§ AIM: Output the lines that follow exactly as they are.

§ Stored data:

═══

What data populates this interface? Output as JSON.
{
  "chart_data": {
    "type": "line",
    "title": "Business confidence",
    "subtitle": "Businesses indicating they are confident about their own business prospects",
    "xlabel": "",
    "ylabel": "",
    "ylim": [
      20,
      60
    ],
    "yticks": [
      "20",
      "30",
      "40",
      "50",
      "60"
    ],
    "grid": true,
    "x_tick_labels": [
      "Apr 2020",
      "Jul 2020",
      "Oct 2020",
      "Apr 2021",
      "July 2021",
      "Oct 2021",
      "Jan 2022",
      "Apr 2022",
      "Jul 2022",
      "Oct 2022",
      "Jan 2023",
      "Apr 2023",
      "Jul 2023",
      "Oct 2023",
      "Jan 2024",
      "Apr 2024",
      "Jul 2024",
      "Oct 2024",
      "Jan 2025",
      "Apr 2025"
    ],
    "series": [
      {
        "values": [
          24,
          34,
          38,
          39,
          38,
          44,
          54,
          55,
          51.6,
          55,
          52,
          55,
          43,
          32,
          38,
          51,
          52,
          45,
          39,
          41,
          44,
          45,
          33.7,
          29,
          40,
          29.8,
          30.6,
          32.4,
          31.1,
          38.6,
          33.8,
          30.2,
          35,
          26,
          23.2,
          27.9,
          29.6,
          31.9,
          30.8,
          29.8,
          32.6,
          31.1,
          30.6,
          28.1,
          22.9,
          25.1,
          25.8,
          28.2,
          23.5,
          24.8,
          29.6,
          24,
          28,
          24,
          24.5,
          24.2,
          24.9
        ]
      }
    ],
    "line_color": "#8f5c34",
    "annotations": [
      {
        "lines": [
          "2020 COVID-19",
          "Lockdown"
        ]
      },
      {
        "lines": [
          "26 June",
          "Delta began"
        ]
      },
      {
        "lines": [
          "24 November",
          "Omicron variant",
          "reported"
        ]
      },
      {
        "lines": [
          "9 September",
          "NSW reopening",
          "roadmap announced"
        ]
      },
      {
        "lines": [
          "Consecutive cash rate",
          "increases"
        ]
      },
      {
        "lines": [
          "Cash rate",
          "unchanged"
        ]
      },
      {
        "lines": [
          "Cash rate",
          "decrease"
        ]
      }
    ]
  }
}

═══

§ TASK RESPONSE:
What data populates this interface? Output as JSON.
{
  "chart_data": {
    "type": "line",
    "title": "Business confidence",
    "subtitle": "Businesses indicating they are confident about their own business prospects",
    "xlabel": "",
    "ylabel": "",
    "ylim": [
      20,
      60
    ],
    "yticks": [
      "20",
      "30",
      "40",
      "50",
      "60"
    ],
    "grid": true,
    "x_tick_labels": [
      "Apr 2020",
      "Jul 2020",
      "Oct 2020",
      "Apr 2021",
      "July 2021",
      "Oct 2021",
      "Jan 2022",
      "Apr 2022",
      "Jul 2022",
      "Oct 2022",
      "Jan 2023",
      "Apr 2023",
      "Jul 2023",
      "Oct 2023",
      "Jan 2024",
      "Apr 2024",
      "Jul 2024",
      "Oct 2024",
      "Jan 2025",
      "Apr 2025"
    ],
    "series": [
      {
        "values": [
          24,
          34,
          38,
          39,
          38,
          44,
          54,
          55,
          51.6,
          55,
          52,
          55,
          43,
          32,
          38,
          51,
          52,
          45,
          39,
          41,
          44,
          45,
          33.7,
          29,
          40,
          29.8,
          30.6,
          32.4,
          31.1,
          38.6,
          33.8,
          30.2,
          35,
          26,
          23.2,
          27.9,
          29.6,
          31.9,
          30.8,
          29.8,
          32.6,
          31.1,
          30.6,
          28.1,
          22.9,
          25.1,
          25.8,
          28.2,
          23.5,
          24.8,
          29.6,
          24,
          28,
          24,
          24.5,
          24.2,
          24.9
        ]
      }
    ],
    "line_color": "#8f5c34",
    "annotations": [
      {
        "lines": [
          "2020 COVID-19",
          "Lockdown"
        ]
      },
      {
        "lines": [
          "26 June",
          "Delta began"
        ]
      },
      {
        "lines": [
          "24 November",
          "Omicron variant",
          "reported"
        ]
      },
      {
        "lines": [
          "9 September",
          "NSW reopening",
          "roadmap announced"
        ]
      },
      {
        "lines": [
          "Consecutive cash rate",
          "increases"
        ]
      },
      {
        "lines": [
          "Cash rate",
          "unchanged"
        ]
      },
      {
        "lines": [
          "Cash rate",
          "decrease"
        ]
      }
    ]
  }
}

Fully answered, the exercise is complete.